Pull every line containing "this" from the entries.

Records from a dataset
--- START ---
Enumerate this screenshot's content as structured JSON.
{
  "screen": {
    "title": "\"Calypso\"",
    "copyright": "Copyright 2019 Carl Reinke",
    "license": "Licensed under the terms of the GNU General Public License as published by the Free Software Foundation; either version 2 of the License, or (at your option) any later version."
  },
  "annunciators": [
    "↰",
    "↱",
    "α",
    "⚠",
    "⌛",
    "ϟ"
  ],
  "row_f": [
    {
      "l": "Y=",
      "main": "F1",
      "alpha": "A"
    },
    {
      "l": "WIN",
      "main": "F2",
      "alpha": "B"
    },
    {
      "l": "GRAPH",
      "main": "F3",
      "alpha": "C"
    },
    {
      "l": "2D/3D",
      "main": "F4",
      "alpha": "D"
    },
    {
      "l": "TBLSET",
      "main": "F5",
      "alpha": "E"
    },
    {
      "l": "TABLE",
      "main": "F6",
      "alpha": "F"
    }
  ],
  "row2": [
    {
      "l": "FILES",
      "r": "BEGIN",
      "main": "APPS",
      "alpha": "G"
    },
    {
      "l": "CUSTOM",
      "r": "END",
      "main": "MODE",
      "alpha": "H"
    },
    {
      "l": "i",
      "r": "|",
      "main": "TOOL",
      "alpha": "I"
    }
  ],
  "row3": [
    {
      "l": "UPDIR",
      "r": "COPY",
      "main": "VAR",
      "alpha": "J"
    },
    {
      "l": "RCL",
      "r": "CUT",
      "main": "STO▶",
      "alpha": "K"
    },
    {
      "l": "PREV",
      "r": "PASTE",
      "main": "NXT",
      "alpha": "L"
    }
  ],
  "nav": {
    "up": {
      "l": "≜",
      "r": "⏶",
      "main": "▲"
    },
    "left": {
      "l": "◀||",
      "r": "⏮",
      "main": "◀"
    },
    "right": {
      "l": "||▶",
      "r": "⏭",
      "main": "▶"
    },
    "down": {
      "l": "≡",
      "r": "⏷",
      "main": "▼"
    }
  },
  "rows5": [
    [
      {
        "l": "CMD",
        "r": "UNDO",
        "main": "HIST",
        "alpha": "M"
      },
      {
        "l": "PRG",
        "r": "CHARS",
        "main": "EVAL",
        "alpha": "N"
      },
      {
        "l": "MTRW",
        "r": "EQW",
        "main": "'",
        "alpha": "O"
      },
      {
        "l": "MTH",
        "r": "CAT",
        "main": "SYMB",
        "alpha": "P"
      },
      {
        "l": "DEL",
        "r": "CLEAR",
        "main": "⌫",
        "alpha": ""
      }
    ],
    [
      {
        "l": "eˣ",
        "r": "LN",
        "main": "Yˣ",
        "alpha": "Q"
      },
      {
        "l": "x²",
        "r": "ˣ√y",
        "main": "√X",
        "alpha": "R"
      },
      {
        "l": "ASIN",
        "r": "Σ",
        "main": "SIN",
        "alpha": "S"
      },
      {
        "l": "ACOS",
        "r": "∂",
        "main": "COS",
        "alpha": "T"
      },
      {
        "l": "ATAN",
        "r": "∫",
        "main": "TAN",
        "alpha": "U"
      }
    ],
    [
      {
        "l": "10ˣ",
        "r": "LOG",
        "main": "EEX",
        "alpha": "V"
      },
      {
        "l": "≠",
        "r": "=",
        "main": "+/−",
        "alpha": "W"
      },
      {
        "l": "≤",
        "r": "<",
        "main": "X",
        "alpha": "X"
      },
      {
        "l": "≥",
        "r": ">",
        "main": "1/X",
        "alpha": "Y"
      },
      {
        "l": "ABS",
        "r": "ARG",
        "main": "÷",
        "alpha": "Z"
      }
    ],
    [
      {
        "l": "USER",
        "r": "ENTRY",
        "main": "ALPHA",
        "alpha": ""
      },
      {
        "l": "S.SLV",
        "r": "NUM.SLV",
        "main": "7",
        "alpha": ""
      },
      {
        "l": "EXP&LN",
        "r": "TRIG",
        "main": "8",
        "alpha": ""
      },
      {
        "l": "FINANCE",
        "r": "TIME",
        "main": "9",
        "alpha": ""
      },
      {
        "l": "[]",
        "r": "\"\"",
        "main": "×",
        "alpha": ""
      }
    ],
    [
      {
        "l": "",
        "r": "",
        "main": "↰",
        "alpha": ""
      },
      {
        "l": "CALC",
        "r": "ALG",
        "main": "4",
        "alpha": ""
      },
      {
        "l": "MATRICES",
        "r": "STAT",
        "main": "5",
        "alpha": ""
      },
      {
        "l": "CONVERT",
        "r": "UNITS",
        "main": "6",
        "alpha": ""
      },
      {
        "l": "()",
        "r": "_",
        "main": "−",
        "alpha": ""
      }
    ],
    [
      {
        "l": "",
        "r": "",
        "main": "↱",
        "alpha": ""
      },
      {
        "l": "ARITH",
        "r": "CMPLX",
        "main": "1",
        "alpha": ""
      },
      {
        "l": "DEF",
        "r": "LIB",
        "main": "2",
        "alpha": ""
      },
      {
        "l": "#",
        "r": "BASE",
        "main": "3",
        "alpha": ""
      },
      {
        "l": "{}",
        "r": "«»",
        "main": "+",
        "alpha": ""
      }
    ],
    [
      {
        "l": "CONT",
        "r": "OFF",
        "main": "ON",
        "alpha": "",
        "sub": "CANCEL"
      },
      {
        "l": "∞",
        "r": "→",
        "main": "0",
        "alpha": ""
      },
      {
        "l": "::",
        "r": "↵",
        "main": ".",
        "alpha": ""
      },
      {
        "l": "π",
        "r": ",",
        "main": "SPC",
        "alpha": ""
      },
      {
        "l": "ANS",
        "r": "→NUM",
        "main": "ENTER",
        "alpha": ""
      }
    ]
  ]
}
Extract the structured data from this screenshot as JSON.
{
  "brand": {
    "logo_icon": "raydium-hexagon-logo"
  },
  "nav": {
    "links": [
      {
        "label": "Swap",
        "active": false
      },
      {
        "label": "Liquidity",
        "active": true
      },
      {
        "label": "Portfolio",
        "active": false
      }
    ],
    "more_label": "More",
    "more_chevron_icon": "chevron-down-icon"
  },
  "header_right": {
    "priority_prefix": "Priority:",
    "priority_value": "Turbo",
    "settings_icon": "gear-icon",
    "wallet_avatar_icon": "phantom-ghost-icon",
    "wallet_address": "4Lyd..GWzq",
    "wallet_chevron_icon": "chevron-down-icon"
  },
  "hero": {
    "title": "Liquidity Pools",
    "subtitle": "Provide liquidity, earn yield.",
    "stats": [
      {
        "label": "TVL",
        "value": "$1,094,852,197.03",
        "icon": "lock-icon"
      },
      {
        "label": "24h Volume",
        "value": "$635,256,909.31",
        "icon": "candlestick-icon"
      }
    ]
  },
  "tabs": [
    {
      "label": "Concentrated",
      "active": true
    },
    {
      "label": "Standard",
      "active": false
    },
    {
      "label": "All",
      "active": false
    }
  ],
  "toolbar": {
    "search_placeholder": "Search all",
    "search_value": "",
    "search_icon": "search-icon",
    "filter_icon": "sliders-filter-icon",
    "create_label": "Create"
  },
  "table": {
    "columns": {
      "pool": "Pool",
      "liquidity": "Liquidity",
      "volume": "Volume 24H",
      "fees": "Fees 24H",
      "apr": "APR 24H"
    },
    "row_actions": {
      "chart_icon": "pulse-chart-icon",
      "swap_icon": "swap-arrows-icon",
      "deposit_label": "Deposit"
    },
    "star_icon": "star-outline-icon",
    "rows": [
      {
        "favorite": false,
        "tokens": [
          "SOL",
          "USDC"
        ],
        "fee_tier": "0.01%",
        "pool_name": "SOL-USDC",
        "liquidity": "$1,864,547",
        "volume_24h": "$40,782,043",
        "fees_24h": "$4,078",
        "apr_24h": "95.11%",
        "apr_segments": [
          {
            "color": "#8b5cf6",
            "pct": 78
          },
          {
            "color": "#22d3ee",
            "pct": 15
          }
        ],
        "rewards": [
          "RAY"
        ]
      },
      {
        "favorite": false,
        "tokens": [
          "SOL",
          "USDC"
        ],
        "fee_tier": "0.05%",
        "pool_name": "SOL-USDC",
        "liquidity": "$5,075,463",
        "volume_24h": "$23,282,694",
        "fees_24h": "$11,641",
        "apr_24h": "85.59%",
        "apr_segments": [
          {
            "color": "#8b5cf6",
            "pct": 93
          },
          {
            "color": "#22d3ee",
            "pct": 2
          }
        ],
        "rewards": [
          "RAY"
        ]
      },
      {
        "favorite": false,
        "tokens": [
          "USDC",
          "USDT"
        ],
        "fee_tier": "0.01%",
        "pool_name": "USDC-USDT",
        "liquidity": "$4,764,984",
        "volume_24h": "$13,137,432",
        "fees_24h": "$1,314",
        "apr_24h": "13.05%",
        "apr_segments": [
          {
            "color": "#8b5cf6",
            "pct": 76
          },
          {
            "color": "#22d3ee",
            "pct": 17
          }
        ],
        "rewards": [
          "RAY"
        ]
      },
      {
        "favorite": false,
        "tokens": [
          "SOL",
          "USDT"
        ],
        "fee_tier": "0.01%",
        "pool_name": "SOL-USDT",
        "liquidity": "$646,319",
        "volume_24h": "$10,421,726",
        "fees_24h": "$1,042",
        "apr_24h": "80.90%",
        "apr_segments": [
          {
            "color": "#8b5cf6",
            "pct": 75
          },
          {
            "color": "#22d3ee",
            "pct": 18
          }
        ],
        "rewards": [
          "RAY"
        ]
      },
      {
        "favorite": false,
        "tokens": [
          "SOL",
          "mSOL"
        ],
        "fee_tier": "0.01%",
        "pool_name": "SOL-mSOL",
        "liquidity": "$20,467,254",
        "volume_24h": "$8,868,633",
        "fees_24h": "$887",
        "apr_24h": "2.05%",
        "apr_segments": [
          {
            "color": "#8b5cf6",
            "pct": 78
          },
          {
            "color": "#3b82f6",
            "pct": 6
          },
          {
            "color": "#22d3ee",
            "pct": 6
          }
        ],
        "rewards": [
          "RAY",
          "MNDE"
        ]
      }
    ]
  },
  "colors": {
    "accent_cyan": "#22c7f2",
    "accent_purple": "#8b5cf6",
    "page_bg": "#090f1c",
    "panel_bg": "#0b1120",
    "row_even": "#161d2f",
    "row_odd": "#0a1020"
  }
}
--- END ---
Exercise output =>
Enumerate this screenshot's content as structured JSON.
Extract the structured data from this screenshot as JSON.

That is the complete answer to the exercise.